Task directions >>
For the data below, work out how many lines contain the word "galaktická" and supply only that number.

Records shown >>
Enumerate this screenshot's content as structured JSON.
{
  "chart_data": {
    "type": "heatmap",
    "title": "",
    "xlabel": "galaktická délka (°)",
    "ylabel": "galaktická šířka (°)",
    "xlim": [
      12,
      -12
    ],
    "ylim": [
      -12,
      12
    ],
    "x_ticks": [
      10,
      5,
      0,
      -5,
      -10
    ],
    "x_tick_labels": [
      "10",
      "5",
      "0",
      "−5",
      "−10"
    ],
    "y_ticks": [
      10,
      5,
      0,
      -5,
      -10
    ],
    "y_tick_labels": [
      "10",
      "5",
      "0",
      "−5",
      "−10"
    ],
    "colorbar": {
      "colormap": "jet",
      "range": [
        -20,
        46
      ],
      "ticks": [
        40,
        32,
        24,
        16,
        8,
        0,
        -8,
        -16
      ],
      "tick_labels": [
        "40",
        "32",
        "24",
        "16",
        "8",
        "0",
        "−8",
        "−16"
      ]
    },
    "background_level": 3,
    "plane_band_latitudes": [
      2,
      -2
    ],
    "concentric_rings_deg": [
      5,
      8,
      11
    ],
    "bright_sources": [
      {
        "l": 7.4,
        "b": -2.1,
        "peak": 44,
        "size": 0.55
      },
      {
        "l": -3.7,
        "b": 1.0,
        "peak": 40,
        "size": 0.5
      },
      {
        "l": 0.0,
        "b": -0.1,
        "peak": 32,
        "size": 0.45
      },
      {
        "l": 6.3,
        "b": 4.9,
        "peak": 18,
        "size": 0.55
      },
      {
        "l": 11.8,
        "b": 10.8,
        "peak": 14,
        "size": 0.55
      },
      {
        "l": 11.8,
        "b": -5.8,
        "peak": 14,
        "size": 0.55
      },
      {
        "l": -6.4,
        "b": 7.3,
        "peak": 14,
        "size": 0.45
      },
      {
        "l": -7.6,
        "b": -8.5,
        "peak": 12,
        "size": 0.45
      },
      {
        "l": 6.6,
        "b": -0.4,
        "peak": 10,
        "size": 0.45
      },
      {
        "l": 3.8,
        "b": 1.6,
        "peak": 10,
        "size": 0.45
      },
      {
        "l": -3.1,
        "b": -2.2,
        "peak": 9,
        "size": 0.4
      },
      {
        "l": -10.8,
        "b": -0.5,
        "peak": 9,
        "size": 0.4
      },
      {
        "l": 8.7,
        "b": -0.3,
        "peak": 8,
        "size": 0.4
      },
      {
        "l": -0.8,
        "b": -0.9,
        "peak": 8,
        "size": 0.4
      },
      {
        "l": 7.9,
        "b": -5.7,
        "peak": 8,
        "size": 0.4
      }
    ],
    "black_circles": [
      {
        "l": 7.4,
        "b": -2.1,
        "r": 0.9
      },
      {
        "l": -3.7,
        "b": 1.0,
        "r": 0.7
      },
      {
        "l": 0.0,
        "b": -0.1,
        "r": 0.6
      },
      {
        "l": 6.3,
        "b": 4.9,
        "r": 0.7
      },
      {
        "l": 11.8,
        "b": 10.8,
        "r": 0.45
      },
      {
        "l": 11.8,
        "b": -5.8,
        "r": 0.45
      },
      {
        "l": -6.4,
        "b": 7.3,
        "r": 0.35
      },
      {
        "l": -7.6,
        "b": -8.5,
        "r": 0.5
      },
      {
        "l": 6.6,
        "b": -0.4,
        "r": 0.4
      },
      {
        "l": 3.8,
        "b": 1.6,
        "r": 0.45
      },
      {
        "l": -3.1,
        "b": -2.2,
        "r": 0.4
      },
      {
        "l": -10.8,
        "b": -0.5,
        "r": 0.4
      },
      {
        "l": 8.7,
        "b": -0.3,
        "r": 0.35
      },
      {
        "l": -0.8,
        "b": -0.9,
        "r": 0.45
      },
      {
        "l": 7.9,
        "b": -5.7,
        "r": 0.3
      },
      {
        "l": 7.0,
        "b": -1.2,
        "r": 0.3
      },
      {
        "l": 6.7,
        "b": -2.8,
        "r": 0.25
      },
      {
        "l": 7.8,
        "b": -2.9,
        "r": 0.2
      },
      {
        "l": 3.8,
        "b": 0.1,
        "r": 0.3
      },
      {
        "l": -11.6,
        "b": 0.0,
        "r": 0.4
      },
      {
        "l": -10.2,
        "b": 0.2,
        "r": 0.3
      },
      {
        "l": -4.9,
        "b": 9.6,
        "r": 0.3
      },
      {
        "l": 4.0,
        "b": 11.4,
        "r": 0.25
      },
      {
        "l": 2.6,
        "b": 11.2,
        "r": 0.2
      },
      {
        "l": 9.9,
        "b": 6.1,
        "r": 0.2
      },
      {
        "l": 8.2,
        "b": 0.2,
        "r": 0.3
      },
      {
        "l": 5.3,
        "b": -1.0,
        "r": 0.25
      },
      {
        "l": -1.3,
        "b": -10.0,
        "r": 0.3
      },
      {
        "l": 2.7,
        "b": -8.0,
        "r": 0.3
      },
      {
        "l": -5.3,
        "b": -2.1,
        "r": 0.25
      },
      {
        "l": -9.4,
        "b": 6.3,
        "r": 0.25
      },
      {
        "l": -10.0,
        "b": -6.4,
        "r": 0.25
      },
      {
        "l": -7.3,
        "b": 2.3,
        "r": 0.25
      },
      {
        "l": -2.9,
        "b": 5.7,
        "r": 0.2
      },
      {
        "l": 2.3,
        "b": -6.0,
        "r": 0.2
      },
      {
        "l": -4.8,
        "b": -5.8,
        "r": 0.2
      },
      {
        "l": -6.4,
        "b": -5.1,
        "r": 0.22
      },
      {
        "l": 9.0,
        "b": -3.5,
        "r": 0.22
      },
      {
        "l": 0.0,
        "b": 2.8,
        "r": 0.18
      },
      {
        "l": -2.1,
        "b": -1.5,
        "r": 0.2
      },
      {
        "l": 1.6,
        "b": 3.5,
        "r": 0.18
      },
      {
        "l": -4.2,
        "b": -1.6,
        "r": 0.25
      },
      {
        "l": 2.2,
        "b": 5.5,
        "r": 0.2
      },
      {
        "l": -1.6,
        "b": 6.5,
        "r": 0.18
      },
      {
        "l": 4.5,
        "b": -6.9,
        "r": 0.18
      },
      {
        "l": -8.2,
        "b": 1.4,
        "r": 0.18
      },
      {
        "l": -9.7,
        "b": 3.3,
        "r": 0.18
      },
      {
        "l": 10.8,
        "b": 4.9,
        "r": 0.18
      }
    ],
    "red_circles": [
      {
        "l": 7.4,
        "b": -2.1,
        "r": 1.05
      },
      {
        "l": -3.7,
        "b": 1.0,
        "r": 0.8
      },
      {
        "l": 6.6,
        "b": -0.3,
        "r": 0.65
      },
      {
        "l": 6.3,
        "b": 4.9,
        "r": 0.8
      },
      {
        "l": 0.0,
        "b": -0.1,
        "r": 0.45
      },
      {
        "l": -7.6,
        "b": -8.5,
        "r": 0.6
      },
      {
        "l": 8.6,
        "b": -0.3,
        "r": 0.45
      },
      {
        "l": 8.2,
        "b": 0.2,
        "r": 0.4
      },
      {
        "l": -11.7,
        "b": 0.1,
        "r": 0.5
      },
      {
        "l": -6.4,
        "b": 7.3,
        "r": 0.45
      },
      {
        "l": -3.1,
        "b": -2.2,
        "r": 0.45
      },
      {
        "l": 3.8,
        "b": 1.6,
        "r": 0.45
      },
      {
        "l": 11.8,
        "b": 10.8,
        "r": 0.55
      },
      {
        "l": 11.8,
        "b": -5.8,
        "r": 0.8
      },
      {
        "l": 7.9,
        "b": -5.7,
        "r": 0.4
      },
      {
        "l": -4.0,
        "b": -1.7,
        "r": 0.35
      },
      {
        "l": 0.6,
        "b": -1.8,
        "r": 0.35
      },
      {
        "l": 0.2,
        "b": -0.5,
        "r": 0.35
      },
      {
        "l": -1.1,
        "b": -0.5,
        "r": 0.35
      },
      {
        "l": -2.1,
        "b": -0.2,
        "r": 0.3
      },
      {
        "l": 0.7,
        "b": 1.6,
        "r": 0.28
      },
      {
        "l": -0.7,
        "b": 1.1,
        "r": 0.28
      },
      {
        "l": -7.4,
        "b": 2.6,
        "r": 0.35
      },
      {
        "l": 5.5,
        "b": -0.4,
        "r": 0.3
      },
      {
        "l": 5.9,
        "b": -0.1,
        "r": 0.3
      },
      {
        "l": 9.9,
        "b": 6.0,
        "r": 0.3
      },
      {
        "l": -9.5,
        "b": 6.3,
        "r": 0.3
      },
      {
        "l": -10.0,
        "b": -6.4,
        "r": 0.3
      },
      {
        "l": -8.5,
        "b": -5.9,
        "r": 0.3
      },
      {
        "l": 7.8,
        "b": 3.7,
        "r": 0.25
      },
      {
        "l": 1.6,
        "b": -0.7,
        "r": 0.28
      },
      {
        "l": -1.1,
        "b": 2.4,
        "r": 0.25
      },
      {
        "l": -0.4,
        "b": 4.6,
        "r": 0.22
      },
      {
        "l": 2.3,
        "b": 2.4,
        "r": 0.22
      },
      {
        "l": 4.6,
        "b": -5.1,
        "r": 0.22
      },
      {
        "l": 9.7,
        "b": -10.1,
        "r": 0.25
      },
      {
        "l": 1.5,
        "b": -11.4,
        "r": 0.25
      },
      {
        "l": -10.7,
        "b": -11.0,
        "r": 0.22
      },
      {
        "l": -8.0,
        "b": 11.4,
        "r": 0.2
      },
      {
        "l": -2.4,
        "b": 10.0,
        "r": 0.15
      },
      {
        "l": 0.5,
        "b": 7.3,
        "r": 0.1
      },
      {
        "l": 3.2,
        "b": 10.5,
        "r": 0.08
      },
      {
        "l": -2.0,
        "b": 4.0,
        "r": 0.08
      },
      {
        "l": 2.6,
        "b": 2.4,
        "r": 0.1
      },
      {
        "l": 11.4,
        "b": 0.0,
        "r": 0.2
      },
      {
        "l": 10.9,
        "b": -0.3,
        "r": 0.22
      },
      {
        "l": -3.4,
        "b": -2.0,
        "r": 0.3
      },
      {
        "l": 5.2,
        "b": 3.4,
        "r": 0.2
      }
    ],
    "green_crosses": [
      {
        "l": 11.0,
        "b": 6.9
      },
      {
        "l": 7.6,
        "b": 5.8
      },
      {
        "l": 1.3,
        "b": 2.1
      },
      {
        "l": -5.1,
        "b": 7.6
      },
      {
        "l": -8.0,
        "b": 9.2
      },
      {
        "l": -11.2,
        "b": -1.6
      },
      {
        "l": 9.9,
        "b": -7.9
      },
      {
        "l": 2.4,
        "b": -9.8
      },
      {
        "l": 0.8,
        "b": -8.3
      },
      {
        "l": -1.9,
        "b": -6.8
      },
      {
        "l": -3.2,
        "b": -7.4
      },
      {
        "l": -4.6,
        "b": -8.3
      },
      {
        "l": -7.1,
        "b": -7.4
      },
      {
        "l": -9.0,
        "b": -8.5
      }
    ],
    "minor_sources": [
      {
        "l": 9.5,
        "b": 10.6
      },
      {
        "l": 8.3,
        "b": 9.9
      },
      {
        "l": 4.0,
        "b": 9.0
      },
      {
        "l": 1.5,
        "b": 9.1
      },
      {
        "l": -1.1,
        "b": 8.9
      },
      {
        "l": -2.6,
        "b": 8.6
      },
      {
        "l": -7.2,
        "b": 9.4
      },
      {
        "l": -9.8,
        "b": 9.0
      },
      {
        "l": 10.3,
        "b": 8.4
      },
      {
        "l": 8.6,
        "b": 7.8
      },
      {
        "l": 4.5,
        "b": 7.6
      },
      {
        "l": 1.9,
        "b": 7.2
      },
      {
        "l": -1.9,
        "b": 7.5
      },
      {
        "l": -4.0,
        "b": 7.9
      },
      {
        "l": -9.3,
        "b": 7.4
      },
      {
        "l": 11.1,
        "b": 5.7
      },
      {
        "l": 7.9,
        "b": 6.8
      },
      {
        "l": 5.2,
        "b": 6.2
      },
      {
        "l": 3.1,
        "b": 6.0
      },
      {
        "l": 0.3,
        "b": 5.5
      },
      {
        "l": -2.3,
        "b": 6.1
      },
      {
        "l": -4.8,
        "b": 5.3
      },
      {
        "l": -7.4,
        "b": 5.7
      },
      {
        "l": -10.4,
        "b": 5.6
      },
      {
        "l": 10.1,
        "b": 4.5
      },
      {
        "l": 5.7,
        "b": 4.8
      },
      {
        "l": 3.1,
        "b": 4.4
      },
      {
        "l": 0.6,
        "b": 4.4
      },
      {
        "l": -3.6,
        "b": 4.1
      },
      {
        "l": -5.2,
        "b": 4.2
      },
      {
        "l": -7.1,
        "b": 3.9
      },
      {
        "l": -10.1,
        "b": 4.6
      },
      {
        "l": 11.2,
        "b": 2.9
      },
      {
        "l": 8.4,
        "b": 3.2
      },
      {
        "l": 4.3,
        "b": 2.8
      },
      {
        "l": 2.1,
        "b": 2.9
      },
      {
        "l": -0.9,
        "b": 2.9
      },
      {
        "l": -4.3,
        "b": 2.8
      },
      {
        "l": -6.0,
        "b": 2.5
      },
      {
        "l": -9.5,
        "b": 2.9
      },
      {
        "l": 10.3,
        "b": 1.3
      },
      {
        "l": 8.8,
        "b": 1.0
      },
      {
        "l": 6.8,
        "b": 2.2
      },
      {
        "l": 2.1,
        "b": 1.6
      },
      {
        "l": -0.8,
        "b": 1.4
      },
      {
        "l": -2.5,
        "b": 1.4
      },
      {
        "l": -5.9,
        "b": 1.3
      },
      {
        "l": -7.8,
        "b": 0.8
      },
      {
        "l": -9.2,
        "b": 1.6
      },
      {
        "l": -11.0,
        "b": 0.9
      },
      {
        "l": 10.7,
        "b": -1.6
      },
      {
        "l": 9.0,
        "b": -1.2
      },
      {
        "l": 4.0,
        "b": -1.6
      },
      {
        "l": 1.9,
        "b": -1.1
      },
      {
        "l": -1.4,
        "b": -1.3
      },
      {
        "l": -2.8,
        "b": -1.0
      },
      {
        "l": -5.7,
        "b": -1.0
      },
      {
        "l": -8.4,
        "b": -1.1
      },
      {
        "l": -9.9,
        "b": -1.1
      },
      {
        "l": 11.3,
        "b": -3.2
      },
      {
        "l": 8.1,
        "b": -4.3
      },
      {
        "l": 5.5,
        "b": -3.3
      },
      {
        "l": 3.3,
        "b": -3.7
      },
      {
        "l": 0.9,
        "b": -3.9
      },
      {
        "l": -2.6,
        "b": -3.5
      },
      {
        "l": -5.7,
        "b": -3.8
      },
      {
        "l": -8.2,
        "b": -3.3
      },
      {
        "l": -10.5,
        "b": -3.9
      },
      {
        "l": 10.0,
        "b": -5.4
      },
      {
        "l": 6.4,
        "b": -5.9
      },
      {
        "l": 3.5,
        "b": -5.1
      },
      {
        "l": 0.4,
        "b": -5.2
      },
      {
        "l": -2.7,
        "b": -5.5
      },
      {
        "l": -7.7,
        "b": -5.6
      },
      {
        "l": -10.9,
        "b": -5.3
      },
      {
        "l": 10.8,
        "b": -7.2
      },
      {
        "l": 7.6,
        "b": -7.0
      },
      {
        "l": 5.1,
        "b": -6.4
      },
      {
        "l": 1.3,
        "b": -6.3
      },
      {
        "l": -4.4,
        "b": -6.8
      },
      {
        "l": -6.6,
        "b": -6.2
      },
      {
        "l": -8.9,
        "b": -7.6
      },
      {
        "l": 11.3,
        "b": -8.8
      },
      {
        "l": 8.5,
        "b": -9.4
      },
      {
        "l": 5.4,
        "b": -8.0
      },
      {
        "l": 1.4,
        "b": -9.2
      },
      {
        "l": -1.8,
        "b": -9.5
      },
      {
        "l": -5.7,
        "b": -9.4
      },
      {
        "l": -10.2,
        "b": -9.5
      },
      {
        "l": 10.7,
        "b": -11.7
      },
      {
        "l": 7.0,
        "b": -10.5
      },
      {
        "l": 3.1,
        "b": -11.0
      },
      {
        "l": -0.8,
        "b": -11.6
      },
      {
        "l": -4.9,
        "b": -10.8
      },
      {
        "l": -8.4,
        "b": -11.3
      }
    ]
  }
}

Solution to the exercise >>
2